[Extracted data entries]
▼▼▼

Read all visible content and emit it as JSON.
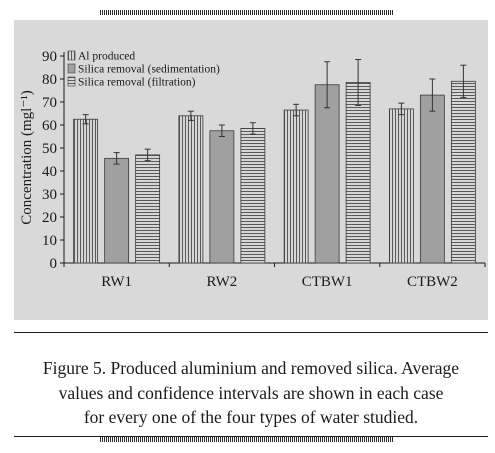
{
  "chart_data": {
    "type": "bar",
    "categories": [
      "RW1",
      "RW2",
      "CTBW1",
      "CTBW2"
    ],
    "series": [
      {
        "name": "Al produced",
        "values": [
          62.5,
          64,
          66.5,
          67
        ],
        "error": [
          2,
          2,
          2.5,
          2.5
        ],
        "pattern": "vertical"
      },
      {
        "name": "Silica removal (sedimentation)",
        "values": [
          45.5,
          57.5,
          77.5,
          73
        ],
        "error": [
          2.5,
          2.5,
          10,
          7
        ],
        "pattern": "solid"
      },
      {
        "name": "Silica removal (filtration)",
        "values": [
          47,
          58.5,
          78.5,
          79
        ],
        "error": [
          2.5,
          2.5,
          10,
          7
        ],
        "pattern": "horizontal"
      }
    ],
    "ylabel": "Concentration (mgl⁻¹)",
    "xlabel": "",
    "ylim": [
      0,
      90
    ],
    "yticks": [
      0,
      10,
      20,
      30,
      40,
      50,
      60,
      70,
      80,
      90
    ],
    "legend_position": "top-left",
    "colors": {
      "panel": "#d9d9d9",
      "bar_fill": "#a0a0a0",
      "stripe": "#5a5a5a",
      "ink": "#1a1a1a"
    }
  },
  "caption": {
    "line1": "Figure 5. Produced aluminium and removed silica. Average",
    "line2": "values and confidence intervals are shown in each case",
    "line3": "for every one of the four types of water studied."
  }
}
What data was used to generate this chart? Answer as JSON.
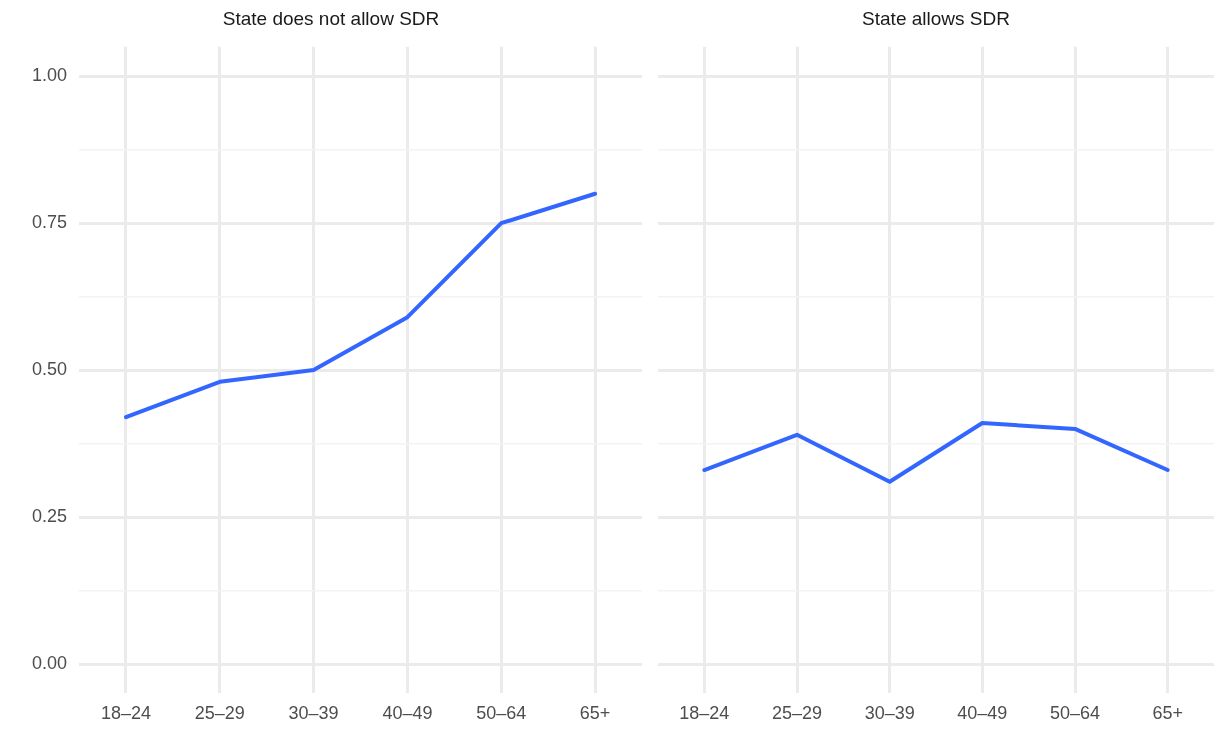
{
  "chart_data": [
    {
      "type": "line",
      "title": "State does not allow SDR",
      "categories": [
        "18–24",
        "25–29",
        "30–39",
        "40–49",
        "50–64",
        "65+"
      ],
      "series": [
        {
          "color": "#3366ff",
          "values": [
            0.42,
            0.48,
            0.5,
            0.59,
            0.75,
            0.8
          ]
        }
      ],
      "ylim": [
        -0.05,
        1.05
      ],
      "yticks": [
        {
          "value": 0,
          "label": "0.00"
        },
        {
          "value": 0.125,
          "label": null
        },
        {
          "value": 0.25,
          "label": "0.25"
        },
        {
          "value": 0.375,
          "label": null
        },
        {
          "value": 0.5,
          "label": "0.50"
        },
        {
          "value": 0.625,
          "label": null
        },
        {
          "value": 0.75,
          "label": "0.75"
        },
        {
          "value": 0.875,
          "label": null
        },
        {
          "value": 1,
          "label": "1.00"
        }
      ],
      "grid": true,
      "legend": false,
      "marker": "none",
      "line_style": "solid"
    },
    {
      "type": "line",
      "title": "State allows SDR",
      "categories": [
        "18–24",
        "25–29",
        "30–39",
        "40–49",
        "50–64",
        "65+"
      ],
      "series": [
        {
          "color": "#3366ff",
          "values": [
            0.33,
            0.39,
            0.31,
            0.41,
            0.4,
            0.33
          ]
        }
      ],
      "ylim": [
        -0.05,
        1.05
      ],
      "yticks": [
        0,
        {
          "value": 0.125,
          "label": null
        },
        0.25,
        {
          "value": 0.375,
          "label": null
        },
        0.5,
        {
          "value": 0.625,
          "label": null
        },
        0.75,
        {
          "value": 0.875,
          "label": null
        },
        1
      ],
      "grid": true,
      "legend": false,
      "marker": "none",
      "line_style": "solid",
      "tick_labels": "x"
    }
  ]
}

▲▲▲
▼▼▼

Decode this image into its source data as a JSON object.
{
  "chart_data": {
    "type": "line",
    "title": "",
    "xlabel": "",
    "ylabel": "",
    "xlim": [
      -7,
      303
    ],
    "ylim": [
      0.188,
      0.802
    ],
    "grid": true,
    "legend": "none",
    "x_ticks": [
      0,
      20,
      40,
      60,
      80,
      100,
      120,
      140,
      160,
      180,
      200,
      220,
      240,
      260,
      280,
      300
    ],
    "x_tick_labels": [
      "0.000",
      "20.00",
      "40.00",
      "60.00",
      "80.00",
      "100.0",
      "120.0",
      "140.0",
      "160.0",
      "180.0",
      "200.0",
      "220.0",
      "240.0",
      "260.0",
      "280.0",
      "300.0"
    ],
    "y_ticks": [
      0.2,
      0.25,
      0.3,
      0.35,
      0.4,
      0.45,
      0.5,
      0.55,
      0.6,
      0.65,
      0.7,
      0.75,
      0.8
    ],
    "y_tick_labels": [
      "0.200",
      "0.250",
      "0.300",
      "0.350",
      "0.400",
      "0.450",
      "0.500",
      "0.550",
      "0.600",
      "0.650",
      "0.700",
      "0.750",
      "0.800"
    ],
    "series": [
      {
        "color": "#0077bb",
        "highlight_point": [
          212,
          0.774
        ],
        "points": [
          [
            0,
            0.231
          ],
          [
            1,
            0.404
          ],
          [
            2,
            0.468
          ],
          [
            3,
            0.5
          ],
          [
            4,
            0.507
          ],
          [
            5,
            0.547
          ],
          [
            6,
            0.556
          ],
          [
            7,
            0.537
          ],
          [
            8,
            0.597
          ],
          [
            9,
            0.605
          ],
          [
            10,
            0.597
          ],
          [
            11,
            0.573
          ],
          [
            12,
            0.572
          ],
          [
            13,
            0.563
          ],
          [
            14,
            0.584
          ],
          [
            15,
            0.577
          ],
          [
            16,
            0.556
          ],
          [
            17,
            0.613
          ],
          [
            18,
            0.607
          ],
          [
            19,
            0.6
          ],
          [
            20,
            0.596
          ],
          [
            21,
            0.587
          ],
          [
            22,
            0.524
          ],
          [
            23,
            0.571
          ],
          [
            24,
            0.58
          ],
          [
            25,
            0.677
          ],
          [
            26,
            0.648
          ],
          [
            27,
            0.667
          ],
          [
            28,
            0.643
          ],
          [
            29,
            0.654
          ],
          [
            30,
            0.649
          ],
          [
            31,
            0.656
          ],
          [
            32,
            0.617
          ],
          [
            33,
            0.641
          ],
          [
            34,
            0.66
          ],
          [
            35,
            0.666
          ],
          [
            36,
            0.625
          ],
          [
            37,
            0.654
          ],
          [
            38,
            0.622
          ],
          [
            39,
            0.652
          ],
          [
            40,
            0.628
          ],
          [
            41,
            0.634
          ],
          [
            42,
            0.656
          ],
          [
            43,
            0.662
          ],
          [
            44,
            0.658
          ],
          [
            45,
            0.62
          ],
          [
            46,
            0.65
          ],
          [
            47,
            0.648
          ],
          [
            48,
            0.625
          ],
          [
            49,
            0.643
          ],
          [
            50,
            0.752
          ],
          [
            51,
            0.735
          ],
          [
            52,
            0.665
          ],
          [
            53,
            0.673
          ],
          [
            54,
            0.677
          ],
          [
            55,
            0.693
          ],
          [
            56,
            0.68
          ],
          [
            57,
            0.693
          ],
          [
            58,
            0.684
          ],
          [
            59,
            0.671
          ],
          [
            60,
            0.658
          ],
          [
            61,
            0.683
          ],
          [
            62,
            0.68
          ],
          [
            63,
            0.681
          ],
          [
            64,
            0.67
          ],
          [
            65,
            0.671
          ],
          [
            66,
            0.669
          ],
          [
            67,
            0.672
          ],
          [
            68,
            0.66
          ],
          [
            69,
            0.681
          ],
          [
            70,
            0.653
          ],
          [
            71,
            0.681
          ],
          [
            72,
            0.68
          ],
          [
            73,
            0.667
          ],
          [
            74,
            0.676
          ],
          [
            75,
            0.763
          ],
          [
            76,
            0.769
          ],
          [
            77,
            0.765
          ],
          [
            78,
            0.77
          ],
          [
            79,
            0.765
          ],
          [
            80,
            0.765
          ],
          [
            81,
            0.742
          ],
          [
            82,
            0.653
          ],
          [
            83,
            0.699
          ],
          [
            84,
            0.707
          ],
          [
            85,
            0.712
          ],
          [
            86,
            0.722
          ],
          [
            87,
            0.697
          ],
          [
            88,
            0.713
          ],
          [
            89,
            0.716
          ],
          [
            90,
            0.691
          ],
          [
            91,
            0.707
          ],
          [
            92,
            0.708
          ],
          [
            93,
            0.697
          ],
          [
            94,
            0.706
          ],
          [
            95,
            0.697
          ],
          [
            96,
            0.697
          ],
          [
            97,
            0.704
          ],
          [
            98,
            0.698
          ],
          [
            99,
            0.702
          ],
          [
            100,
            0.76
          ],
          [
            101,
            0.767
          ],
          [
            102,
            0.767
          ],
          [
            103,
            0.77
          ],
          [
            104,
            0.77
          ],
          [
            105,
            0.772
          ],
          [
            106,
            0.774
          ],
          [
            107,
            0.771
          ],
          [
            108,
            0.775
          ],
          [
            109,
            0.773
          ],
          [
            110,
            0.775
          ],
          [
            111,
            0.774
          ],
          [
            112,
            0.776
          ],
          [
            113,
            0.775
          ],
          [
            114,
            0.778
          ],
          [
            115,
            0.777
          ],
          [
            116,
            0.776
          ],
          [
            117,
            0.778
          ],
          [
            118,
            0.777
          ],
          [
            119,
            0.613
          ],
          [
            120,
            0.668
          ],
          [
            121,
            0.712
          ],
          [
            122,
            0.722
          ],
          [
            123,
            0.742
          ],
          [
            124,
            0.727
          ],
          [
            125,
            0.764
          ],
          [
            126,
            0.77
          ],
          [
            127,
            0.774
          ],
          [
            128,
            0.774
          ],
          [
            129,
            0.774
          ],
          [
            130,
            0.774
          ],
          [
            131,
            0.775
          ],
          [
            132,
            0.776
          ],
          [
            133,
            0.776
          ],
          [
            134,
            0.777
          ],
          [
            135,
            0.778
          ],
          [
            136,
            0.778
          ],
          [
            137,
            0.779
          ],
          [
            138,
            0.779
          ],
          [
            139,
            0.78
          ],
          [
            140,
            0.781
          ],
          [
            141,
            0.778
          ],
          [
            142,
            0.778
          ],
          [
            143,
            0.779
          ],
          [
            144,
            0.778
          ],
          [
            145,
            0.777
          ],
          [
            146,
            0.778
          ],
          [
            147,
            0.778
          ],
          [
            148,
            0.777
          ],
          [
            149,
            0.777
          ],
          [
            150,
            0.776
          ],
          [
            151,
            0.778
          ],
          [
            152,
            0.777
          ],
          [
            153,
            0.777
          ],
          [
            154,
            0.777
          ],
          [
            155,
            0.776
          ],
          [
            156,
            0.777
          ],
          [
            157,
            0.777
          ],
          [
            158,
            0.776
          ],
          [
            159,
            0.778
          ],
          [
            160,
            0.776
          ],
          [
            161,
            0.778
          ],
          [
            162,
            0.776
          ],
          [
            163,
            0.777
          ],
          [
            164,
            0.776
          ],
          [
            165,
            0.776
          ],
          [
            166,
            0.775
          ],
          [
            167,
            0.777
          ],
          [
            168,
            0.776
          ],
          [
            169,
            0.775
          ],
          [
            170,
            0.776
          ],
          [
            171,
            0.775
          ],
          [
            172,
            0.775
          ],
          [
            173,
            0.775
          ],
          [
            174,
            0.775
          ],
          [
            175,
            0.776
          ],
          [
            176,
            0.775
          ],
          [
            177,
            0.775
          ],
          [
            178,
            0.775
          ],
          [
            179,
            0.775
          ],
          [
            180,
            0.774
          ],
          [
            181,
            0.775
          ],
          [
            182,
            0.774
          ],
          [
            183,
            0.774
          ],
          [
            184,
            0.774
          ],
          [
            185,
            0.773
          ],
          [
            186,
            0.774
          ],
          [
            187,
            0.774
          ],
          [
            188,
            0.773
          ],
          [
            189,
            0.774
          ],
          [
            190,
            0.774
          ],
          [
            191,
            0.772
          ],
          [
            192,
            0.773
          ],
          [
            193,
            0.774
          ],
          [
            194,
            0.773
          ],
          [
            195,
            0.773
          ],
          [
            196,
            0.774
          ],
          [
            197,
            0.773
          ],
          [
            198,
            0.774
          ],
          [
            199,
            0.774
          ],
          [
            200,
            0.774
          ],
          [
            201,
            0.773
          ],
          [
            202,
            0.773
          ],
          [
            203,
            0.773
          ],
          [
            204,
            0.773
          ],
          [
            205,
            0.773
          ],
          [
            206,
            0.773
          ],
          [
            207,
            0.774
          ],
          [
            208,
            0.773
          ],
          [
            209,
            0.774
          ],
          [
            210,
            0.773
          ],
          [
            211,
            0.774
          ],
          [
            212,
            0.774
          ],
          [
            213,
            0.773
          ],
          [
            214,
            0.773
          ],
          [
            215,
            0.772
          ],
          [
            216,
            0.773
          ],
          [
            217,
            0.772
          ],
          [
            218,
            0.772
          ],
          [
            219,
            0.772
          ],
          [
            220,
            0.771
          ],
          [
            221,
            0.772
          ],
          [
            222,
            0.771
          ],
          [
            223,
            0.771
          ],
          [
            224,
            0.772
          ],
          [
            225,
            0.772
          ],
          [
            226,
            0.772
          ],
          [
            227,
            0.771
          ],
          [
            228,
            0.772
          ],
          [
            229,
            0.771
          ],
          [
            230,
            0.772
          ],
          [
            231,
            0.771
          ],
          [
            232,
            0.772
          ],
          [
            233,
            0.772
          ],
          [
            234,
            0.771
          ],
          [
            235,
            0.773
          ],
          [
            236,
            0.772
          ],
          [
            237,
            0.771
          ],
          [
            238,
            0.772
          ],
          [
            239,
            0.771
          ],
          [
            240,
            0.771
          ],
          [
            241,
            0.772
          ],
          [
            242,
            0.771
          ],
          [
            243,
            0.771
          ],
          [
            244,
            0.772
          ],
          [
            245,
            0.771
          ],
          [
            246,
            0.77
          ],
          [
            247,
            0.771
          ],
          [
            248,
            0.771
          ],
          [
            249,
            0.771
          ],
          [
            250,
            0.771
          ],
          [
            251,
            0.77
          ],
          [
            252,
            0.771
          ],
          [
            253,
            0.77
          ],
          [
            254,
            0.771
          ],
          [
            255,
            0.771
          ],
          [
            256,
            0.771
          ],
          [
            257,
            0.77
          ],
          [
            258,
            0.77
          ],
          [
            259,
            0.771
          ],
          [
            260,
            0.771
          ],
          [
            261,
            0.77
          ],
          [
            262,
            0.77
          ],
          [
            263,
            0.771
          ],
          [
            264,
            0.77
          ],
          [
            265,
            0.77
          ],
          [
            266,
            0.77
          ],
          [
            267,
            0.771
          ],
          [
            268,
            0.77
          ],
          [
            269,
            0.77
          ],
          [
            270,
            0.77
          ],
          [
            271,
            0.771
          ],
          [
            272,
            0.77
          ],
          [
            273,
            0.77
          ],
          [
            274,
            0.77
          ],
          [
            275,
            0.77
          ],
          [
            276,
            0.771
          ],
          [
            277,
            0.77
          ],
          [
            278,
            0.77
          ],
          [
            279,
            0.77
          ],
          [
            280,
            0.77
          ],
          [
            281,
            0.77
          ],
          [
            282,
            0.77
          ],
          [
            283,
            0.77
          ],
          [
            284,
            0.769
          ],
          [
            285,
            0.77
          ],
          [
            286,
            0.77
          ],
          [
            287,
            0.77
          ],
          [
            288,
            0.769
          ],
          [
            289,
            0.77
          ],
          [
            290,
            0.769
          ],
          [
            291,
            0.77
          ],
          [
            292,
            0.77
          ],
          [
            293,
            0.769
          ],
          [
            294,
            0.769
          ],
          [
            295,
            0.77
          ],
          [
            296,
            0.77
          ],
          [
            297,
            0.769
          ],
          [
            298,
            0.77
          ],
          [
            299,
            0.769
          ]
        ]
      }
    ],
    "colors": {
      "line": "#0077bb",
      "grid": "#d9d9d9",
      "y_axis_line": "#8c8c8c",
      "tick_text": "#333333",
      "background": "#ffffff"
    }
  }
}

▲▲▲
▼▼▼

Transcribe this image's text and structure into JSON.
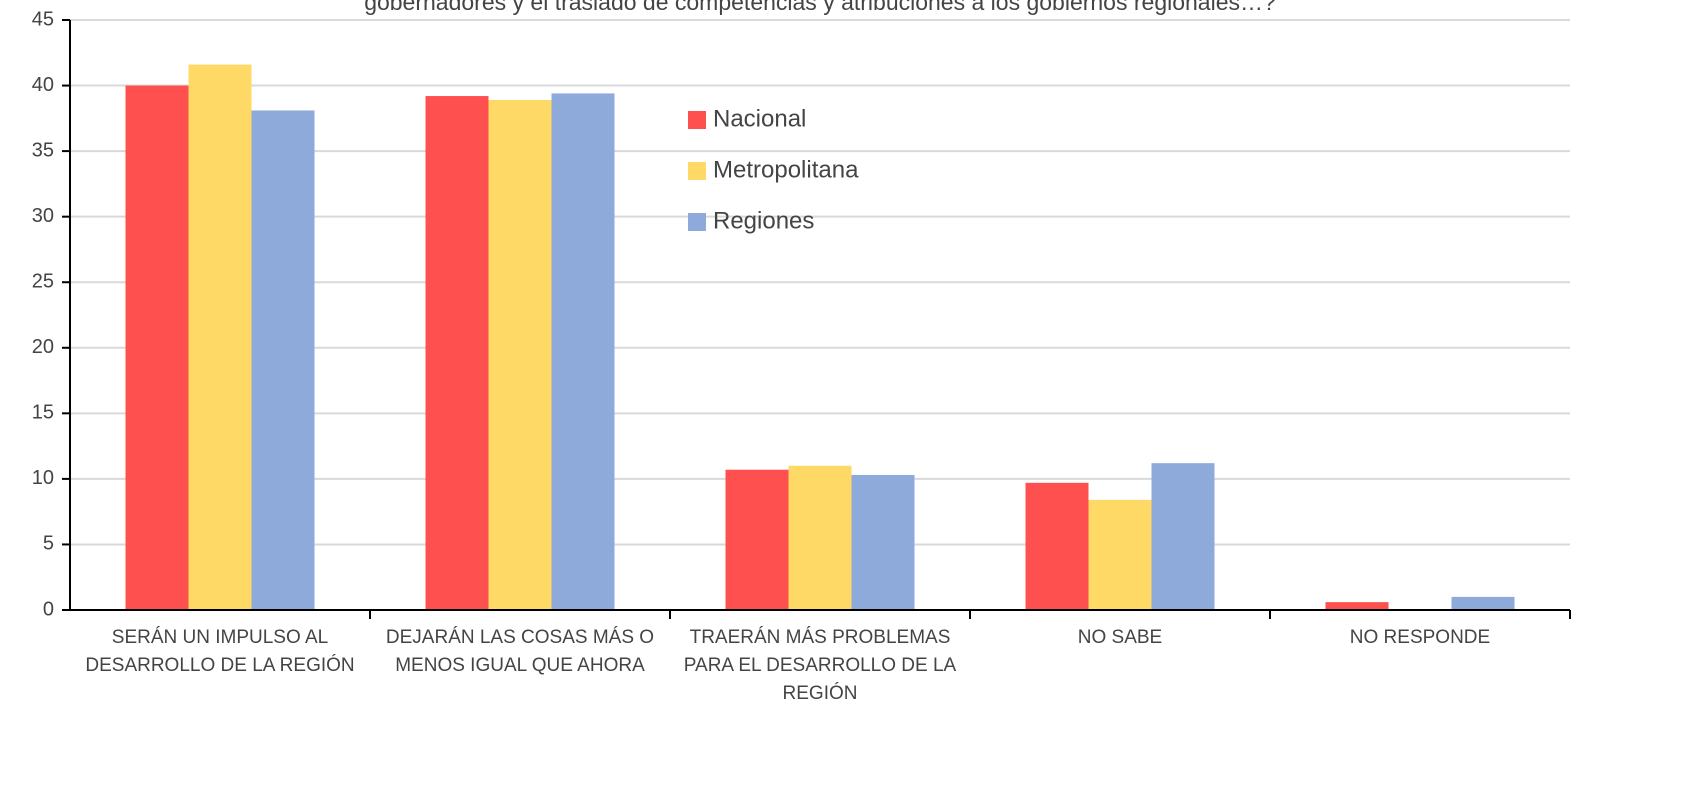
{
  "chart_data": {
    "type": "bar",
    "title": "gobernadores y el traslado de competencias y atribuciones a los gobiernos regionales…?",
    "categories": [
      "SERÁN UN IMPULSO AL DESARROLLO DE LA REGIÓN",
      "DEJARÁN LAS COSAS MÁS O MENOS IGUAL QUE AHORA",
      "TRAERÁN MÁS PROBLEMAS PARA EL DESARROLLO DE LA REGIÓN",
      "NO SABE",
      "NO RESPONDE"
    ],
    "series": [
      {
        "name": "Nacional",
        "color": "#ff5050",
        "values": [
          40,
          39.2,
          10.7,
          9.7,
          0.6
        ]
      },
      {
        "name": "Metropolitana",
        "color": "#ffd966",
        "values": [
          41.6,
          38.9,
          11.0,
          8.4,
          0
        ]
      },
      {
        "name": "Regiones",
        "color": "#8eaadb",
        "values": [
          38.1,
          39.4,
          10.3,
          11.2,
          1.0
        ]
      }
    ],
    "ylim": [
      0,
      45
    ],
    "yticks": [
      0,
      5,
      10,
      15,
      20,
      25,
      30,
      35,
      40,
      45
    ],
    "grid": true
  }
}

▲▲▲

Go through the entries above and copy every line containing "grid".

      "grid": true,
      "grid": true,
    "grid": true,
      "grid": "#d9d9d9",
    "grid": true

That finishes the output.